━━ MATERIAL PROVIDED ━━

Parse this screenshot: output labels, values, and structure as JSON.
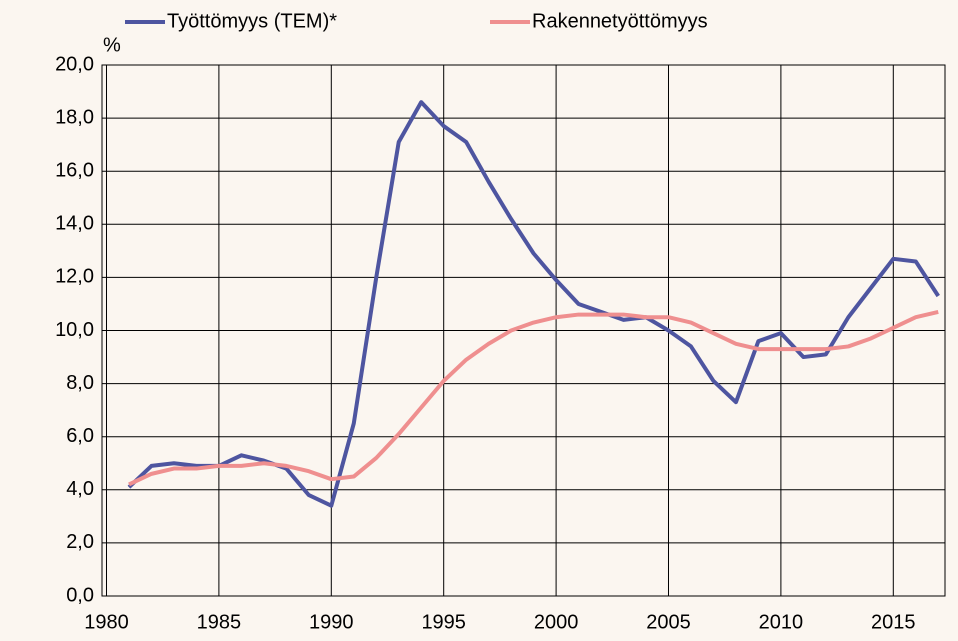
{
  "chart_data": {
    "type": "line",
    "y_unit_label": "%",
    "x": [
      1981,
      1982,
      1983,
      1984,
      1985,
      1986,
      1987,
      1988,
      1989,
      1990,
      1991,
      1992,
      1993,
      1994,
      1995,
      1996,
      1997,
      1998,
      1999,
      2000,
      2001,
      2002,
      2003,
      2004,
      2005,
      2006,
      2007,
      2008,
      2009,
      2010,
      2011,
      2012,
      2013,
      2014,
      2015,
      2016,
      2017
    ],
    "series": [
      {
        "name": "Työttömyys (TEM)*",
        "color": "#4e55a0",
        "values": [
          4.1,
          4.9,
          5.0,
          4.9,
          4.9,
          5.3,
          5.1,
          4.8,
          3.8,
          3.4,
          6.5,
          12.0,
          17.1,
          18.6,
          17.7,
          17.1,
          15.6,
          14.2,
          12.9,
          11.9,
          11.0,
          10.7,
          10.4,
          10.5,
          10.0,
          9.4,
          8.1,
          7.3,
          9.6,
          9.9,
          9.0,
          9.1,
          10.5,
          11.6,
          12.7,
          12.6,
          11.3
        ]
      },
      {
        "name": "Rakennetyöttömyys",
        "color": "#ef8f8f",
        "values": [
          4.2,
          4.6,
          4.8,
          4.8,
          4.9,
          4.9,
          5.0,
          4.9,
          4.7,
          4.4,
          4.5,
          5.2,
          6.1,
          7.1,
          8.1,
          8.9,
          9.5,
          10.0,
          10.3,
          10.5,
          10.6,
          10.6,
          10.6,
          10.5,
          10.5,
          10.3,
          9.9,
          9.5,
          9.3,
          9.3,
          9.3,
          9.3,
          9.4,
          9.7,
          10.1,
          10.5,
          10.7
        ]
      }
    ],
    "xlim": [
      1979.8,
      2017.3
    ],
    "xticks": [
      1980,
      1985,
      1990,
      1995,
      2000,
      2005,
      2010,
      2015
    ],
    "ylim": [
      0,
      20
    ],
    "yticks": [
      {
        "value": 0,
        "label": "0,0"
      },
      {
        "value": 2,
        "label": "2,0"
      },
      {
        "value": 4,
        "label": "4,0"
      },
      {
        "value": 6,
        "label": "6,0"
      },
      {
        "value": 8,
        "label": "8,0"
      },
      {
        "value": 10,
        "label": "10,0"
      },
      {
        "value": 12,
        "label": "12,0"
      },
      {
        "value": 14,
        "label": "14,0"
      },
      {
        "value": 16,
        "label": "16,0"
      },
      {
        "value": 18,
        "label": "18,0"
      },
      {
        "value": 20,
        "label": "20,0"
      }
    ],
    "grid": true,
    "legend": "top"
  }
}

━━━

▶ **WHAT IS ASKED**
Look through the records above and report how many lines hold the word "name", giving only the number.

▶ **EXERCISE OUTPUT**
2